RECORDS TO PROCESS =>
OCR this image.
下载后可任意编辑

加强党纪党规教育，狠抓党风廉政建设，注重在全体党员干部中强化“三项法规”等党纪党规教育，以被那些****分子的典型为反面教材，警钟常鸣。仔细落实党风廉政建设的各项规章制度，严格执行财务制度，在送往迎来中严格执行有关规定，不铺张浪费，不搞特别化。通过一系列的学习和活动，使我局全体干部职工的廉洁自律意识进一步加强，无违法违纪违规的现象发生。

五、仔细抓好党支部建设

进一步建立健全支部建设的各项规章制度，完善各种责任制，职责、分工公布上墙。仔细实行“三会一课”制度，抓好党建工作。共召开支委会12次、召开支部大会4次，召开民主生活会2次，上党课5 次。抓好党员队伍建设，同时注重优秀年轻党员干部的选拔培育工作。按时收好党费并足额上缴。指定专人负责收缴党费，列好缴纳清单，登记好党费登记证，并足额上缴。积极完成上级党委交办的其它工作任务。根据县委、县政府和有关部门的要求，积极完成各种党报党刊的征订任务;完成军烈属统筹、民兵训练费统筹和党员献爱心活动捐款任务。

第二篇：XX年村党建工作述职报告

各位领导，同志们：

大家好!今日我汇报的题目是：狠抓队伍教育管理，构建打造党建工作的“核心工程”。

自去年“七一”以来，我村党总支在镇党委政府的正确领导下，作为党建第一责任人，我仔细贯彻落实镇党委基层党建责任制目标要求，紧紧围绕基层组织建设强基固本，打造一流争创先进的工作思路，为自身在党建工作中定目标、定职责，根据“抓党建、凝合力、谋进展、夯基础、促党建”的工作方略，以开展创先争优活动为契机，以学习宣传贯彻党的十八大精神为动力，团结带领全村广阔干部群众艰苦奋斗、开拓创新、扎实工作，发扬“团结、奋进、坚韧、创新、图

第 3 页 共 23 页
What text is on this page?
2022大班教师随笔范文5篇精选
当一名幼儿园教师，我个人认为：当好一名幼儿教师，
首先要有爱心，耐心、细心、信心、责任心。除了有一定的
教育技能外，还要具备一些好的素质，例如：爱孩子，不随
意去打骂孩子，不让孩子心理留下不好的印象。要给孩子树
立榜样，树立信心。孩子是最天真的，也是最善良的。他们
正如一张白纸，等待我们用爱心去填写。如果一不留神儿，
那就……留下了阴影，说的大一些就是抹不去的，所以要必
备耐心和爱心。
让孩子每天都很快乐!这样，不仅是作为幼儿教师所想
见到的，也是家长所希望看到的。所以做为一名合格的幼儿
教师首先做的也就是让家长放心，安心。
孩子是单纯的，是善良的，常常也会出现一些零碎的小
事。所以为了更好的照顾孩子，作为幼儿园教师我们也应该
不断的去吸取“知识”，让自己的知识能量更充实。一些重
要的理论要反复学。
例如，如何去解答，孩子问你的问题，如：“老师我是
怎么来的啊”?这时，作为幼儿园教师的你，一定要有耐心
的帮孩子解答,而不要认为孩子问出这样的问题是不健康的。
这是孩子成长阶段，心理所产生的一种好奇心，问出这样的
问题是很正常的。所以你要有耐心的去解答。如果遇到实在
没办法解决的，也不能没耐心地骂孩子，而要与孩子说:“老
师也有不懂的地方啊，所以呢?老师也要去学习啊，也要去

WHAT THIS TASK INVOLVES =>
Everything from the line with "What text is on this page?" through the last line of the material above should be echoed exactly, and nothing else.

RIGHT ANSWER =>
What text is on this page?
2022大班教师随笔范文5篇精选
当一名幼儿园教师，我个人认为：当好一名幼儿教师，
首先要有爱心，耐心、细心、信心、责任心。除了有一定的
教育技能外，还要具备一些好的素质，例如：爱孩子，不随
意去打骂孩子，不让孩子心理留下不好的印象。要给孩子树
立榜样，树立信心。孩子是最天真的，也是最善良的。他们
正如一张白纸，等待我们用爱心去填写。如果一不留神儿，
那就……留下了阴影，说的大一些就是抹不去的，所以要必
备耐心和爱心。
让孩子每天都很快乐!这样，不仅是作为幼儿教师所想
见到的，也是家长所希望看到的。所以做为一名合格的幼儿
教师首先做的也就是让家长放心，安心。
孩子是单纯的，是善良的，常常也会出现一些零碎的小
事。所以为了更好的照顾孩子，作为幼儿园教师我们也应该
不断的去吸取“知识”，让自己的知识能量更充实。一些重
要的理论要反复学。
例如，如何去解答，孩子问你的问题，如：“老师我是
怎么来的啊”?这时，作为幼儿园教师的你，一定要有耐心
的帮孩子解答,而不要认为孩子问出这样的问题是不健康的。
这是孩子成长阶段，心理所产生的一种好奇心，问出这样的
问题是很正常的。所以你要有耐心的去解答。如果遇到实在
没办法解决的，也不能没耐心地骂孩子，而要与孩子说:“老
师也有不懂的地方啊，所以呢?老师也要去学习啊，也要去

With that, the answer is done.